WORK TO DO
Of all the lines in the data below, how many contain "Clear"? Report that number alone.

═══ INPUT FOR THIS TASK

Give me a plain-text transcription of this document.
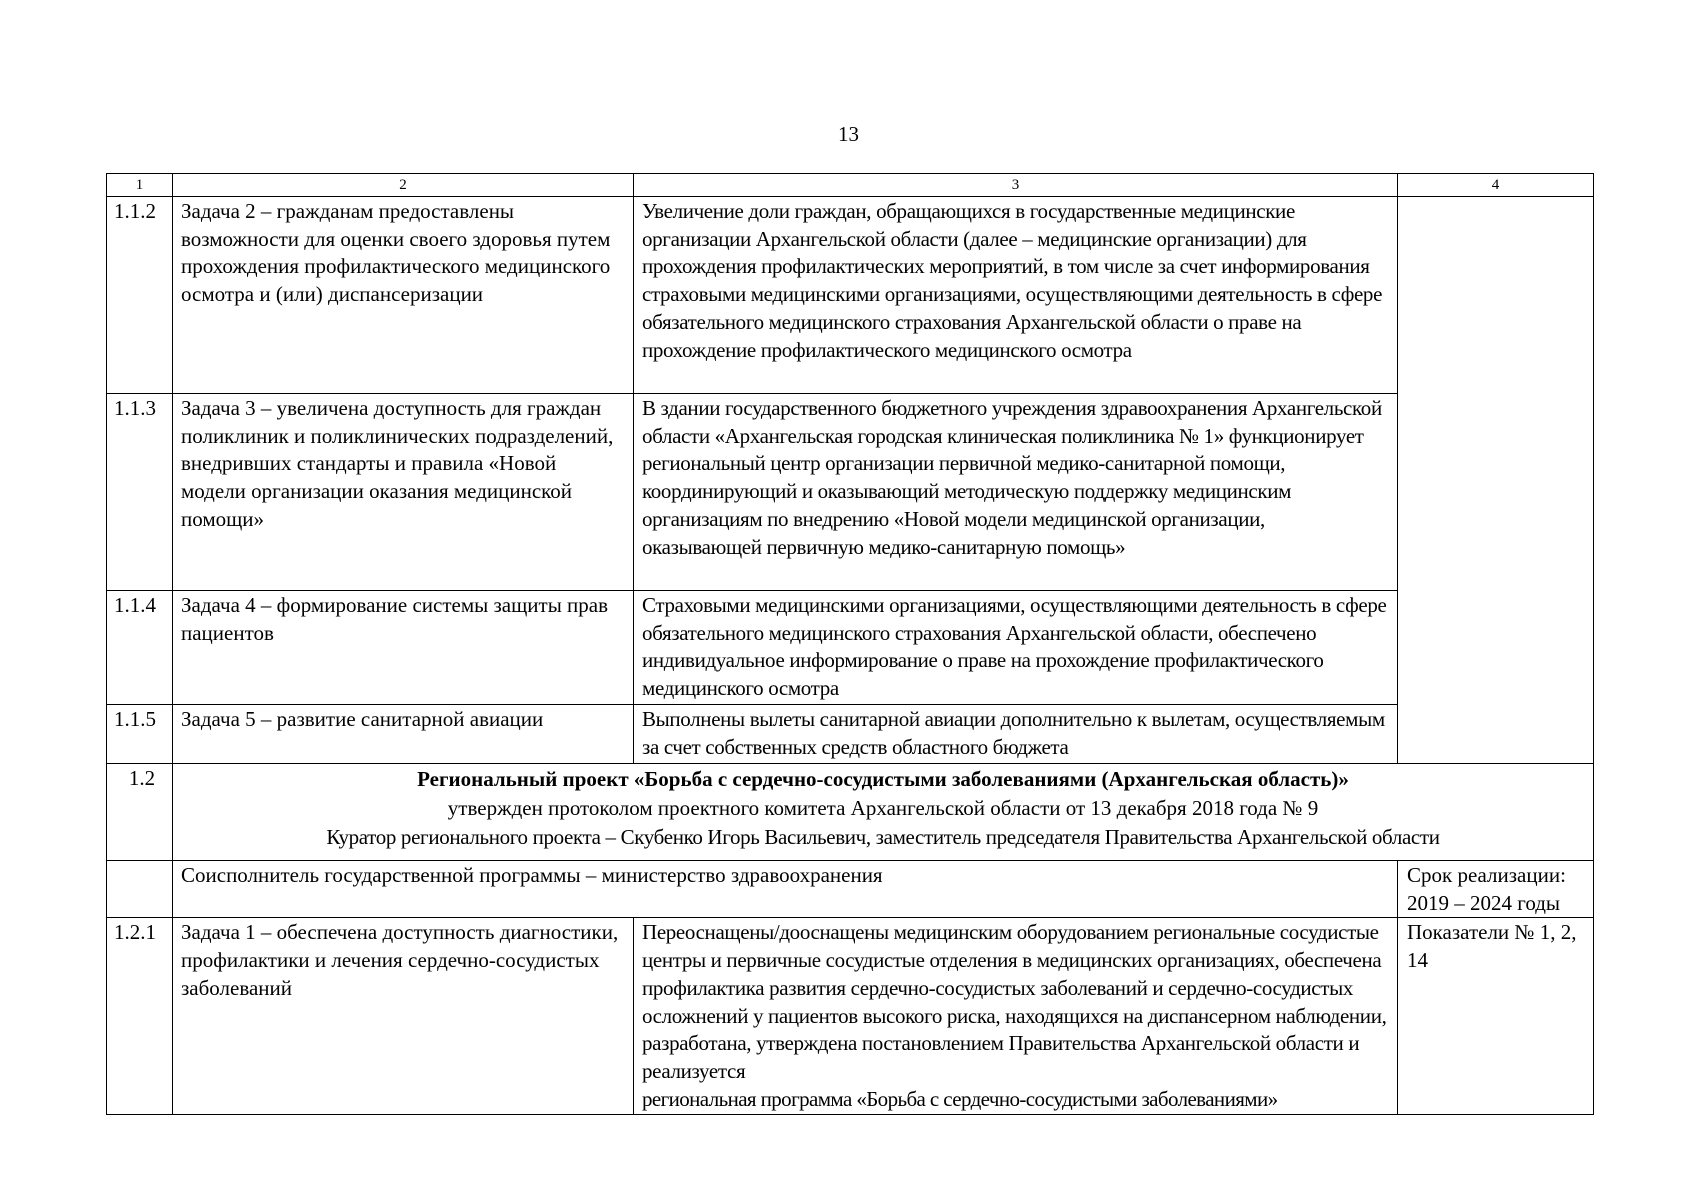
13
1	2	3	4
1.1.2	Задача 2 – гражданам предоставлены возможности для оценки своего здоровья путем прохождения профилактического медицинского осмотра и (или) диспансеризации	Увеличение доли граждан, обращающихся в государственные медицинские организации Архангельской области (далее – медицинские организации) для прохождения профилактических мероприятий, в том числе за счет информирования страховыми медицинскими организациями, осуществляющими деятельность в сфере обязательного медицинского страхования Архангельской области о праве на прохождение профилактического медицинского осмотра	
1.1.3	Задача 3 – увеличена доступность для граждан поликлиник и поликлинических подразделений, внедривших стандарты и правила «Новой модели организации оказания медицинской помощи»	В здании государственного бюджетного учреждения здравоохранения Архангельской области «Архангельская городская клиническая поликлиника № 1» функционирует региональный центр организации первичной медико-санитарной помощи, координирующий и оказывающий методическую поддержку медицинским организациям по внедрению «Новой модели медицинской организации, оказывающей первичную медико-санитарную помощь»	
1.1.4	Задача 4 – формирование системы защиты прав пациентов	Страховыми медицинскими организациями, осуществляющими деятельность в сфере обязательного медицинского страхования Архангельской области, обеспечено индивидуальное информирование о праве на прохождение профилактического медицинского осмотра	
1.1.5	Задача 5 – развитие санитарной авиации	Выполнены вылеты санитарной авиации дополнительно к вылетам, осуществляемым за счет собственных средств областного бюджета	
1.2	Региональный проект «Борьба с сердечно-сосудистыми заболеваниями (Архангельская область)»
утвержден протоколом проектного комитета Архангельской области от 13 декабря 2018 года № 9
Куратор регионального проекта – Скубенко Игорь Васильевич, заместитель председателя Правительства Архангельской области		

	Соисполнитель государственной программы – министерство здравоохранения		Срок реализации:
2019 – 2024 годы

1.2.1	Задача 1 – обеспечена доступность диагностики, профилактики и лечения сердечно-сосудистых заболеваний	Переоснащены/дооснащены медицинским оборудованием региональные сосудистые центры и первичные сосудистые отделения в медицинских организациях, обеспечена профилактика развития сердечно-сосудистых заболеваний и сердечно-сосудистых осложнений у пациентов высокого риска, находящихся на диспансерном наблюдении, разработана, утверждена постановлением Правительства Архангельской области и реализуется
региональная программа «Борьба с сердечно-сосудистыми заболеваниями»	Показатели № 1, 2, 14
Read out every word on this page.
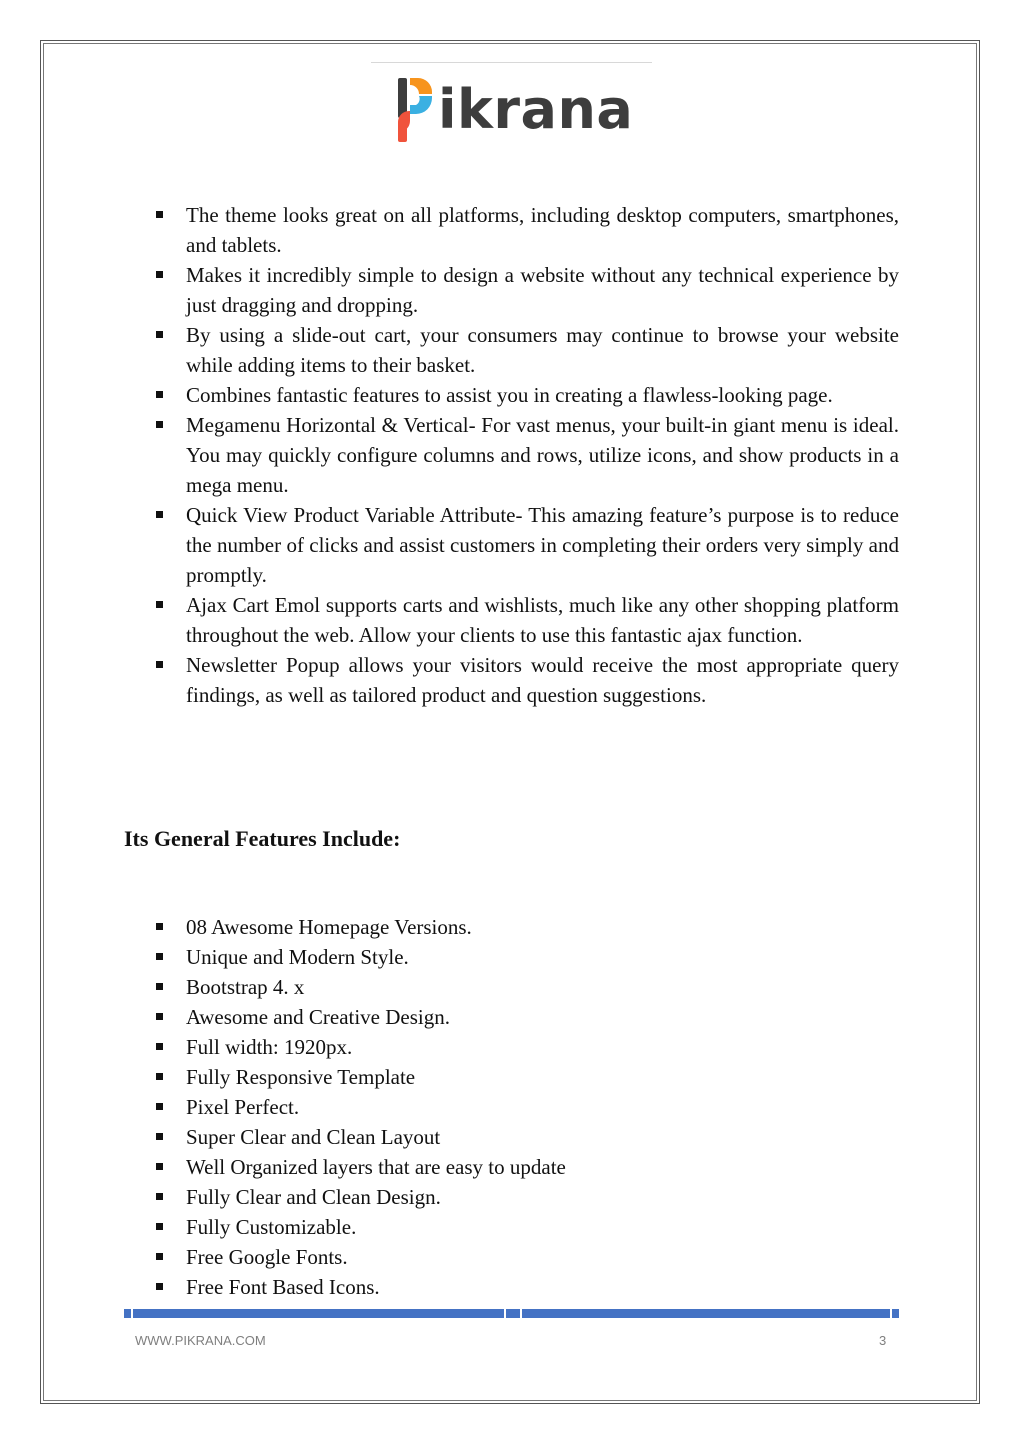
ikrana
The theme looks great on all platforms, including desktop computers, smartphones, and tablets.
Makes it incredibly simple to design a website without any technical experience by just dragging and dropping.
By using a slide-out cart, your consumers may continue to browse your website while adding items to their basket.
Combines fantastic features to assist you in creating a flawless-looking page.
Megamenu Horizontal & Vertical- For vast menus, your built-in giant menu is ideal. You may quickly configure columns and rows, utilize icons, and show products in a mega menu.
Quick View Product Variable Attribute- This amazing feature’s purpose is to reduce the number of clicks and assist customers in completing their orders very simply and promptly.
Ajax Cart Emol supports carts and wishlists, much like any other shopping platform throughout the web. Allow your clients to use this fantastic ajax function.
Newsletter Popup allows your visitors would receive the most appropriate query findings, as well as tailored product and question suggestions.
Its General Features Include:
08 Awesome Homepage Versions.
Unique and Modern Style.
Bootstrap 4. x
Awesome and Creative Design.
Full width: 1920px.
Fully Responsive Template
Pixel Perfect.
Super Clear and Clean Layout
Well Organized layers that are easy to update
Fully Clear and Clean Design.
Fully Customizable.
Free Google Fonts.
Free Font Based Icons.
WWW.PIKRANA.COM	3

══════

EXERCISE SOLUTION
2